Data entries:
## start

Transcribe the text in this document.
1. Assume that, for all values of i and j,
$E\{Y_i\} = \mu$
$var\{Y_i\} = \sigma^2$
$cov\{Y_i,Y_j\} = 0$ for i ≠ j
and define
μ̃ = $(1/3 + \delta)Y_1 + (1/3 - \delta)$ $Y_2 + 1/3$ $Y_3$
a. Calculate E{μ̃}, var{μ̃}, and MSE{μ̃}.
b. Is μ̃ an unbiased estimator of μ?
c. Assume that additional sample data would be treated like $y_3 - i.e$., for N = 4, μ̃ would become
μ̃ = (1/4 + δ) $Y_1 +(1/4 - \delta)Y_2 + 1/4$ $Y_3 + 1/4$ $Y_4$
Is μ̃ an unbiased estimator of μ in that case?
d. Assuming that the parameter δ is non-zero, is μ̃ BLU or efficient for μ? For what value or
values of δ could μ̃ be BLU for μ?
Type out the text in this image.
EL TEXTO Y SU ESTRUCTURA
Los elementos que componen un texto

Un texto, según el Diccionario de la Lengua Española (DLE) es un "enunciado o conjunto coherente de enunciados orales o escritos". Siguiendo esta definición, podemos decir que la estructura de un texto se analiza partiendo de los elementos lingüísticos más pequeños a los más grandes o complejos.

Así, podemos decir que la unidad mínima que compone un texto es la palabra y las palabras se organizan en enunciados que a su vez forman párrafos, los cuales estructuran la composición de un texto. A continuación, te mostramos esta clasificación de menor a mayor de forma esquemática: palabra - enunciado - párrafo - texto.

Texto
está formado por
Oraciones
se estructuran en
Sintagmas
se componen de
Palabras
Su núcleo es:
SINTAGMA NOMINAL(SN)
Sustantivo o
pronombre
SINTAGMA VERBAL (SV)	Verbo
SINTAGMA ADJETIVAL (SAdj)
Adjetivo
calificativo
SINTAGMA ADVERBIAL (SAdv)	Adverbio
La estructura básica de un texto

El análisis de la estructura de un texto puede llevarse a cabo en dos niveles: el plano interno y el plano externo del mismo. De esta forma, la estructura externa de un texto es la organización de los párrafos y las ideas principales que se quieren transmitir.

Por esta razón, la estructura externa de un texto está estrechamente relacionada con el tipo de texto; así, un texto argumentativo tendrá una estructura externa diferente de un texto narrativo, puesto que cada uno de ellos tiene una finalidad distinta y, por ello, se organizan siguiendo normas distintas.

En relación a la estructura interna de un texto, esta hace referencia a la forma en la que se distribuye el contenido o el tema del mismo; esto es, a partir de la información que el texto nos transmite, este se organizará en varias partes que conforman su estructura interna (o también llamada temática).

## end

Required task: Pull out each line containing the word "está" and copy it.

Correct output:
está formado por
Por esta razón, la estructura externa de un texto está estrechamente relacionada con el tipo de texto; así, un texto argumentativo tendrá una estructura externa diferente de un texto narrativo, puesto que cada uno de ellos tiene una finalidad distinta y, por ello, se organizan siguiendo normas distintas.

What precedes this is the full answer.